» **Set problem**
Reply with one number only: the count of lines below that contain the word "cdot".

» **Records for this exercise**

** Start **

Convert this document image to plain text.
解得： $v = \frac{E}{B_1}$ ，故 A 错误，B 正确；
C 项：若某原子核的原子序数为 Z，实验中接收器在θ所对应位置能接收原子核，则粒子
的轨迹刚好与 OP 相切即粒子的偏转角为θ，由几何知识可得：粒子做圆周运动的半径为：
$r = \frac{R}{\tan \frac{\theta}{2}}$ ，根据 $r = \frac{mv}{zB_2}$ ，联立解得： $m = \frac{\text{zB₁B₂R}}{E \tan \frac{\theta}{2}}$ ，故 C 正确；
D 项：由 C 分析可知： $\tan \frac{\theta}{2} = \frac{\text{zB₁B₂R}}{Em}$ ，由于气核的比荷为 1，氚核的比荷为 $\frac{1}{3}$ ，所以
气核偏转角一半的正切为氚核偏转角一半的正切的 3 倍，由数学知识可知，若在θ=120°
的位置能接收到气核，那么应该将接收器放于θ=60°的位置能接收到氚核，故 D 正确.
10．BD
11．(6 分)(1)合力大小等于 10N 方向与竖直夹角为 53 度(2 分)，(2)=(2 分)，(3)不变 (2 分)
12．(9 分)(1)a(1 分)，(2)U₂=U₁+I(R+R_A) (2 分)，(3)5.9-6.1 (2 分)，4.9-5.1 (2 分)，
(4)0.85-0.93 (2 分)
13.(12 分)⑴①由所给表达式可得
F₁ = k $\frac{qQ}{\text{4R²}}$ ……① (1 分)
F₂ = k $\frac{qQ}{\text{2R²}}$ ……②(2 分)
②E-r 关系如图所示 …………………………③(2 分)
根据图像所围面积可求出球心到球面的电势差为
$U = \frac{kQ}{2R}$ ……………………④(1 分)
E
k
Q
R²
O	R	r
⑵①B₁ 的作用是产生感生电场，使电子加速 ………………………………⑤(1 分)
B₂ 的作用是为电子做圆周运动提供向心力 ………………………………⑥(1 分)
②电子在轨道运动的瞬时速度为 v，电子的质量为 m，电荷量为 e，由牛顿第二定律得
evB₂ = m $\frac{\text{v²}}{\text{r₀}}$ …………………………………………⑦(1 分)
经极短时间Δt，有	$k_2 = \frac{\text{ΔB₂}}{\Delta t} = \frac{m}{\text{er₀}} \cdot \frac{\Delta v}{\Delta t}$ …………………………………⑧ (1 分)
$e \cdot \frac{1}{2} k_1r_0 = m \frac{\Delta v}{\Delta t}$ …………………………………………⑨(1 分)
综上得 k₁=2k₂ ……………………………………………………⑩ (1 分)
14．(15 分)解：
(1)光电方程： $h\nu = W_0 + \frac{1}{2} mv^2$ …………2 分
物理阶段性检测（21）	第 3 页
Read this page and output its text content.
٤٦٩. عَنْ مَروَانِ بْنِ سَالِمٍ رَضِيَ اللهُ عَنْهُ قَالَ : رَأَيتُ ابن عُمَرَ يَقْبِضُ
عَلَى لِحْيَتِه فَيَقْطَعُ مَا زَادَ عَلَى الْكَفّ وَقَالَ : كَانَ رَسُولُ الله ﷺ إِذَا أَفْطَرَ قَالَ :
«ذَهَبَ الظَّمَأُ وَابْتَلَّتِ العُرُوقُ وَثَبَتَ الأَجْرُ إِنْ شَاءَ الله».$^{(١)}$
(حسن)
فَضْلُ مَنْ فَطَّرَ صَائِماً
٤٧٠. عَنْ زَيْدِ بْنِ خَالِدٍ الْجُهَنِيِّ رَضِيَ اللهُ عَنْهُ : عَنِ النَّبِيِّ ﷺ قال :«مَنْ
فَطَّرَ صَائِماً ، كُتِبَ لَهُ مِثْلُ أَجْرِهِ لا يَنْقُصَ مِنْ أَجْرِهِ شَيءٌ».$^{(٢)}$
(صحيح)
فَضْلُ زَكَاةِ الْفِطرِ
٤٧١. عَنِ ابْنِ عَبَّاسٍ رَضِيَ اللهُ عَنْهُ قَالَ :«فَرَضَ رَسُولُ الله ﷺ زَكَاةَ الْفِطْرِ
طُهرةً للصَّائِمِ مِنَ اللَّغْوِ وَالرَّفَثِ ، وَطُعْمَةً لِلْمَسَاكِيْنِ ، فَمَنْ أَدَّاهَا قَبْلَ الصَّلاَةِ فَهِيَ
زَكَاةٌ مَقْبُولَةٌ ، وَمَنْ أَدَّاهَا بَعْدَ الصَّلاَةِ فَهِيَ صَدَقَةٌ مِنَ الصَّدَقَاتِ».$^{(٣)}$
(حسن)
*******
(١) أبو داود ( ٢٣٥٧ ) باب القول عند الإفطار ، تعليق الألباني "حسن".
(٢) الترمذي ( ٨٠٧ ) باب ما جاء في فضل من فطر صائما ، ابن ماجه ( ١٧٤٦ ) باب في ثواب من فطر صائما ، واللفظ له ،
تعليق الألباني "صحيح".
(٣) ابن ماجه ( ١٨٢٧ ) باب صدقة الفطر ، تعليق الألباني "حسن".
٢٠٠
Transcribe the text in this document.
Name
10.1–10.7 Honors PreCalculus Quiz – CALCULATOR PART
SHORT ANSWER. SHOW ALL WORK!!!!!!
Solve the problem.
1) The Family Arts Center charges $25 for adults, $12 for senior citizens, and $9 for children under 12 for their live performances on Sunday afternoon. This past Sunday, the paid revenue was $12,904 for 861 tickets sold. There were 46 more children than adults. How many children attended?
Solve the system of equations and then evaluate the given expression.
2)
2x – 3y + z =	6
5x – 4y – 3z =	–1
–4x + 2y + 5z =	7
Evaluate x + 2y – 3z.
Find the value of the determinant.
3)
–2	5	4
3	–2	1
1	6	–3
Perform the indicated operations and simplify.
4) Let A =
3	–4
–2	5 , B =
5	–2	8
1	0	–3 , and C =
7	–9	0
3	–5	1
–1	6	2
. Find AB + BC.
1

** End **

» **Answer to the exercise**
2